- Given task
Find every line in the records below that holds the word "this", and copy it out.

_ _ _ _ _ _ _

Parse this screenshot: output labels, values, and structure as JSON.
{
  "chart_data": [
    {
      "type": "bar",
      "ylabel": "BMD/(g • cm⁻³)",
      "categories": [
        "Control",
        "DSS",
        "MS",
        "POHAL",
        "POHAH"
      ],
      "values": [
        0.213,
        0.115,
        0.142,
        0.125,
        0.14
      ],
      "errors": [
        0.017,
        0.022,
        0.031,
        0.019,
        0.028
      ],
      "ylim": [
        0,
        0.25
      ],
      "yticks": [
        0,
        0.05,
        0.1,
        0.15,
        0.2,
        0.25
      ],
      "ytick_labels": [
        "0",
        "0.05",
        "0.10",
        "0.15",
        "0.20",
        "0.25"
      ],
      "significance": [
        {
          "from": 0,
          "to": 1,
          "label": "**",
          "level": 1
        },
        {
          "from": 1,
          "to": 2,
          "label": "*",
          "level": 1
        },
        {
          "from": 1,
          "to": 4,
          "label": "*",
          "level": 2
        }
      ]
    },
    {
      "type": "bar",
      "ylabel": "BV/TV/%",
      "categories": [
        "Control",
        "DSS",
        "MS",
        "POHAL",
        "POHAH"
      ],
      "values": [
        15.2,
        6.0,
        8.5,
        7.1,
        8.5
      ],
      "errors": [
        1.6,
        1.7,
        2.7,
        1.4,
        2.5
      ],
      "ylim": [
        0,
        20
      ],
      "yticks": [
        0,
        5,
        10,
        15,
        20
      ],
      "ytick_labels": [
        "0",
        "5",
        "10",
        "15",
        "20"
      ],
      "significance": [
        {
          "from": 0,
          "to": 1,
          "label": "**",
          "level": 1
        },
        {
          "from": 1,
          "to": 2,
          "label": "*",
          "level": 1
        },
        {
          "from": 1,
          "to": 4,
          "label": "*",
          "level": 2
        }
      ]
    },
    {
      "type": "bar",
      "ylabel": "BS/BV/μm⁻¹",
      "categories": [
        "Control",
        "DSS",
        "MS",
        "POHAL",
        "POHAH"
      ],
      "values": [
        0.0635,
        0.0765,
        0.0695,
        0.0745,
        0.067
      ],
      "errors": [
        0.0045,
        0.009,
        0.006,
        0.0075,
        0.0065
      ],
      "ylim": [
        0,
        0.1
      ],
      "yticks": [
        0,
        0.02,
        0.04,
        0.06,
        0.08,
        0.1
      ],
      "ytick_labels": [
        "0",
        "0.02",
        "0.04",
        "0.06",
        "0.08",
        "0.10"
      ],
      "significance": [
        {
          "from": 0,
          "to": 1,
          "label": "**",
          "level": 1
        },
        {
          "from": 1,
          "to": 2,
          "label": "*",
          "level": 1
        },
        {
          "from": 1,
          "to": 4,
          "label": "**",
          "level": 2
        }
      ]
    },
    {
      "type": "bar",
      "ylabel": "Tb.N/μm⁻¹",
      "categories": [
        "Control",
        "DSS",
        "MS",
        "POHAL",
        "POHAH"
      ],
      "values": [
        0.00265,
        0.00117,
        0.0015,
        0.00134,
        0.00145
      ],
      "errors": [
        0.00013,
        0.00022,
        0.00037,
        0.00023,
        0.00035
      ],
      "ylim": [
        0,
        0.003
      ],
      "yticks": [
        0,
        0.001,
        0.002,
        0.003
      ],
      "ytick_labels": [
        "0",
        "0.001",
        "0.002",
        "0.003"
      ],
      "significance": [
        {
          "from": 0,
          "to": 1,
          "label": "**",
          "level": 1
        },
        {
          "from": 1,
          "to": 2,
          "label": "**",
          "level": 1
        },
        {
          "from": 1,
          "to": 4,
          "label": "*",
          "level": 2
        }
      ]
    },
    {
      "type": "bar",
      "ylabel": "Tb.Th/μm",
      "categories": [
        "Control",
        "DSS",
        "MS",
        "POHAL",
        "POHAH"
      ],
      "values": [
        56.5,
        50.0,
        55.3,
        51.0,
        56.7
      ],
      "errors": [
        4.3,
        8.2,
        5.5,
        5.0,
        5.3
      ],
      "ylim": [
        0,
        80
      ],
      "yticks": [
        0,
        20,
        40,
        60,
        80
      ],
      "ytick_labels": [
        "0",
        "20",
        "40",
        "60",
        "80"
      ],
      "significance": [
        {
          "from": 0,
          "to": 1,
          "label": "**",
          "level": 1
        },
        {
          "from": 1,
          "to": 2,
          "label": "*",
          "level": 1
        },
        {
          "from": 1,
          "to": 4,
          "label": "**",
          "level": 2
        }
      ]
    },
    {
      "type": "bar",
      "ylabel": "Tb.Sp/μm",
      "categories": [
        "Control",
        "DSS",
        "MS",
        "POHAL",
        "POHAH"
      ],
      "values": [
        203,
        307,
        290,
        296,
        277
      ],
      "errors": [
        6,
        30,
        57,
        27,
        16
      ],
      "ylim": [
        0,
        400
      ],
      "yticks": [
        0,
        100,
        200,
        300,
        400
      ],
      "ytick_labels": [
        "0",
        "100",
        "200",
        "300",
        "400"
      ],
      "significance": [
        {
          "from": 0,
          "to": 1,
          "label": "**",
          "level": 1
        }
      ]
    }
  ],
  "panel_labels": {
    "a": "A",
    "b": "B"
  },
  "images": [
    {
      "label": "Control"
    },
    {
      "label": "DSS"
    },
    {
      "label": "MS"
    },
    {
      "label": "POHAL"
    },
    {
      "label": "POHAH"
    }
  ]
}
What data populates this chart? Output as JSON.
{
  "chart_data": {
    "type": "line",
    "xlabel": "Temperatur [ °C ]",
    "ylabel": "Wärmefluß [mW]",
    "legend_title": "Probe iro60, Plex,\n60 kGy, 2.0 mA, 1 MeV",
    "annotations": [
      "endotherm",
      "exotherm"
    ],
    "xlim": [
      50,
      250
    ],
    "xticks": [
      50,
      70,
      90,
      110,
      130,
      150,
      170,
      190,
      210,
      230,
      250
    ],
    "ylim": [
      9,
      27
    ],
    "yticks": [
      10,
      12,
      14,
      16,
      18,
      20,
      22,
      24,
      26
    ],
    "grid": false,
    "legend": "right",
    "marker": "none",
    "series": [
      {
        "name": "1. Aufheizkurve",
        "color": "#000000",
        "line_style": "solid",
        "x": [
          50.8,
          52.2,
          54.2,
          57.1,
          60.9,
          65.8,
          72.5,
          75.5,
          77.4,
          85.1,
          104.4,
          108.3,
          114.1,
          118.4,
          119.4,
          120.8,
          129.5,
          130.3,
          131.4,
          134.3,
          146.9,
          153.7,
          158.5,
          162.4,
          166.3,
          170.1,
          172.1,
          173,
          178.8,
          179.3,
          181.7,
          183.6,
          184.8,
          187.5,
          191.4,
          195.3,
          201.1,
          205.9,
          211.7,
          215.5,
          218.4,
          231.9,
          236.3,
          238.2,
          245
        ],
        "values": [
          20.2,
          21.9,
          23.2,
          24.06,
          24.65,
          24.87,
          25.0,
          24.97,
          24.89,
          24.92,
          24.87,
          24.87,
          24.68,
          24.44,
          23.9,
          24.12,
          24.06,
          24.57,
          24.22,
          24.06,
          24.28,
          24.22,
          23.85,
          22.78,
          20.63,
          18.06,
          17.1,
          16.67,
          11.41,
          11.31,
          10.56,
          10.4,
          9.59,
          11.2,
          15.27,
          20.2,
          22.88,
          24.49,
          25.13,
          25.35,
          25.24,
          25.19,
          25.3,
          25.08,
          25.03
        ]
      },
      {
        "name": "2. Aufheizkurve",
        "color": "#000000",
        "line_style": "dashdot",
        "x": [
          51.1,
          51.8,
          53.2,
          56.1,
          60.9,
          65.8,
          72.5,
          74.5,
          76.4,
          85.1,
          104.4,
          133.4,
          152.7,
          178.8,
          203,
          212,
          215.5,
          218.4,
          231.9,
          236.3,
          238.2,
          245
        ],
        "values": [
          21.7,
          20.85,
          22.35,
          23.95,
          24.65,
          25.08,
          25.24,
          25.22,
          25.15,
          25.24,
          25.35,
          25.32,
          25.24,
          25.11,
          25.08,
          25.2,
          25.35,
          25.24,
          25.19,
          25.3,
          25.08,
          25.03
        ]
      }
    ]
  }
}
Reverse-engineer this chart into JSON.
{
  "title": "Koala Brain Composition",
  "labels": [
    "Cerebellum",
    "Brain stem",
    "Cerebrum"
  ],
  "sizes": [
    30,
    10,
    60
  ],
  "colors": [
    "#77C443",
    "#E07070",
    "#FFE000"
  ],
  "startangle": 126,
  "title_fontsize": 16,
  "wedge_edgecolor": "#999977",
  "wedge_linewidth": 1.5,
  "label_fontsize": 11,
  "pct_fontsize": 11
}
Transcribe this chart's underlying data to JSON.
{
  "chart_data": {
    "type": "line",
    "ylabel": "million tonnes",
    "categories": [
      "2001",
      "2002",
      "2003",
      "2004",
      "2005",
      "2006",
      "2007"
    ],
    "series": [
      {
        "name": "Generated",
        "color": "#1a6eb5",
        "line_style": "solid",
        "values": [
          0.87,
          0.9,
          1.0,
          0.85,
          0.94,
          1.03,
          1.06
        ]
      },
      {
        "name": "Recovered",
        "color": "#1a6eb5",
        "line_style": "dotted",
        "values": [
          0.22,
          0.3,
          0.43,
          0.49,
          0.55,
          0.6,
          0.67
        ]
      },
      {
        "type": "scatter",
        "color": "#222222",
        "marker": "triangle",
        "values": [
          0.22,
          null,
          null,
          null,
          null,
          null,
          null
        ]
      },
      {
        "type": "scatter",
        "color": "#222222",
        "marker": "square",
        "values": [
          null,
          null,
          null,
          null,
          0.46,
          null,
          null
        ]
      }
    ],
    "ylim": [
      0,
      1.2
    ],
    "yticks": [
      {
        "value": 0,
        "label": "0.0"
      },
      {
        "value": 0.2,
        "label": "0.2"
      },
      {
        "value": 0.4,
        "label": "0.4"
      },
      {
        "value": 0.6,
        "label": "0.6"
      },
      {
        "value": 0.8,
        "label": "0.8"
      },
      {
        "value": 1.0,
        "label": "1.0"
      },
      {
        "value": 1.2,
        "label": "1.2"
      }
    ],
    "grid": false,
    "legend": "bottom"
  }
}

_ _ _ _ _ _ _

- Exercise answer
Parse this screenshot: output labels, values, and structure as JSON.
What data populates this chart? Output as JSON.
Reverse-engineer this chart into JSON.
Transcribe this chart's underlying data to JSON.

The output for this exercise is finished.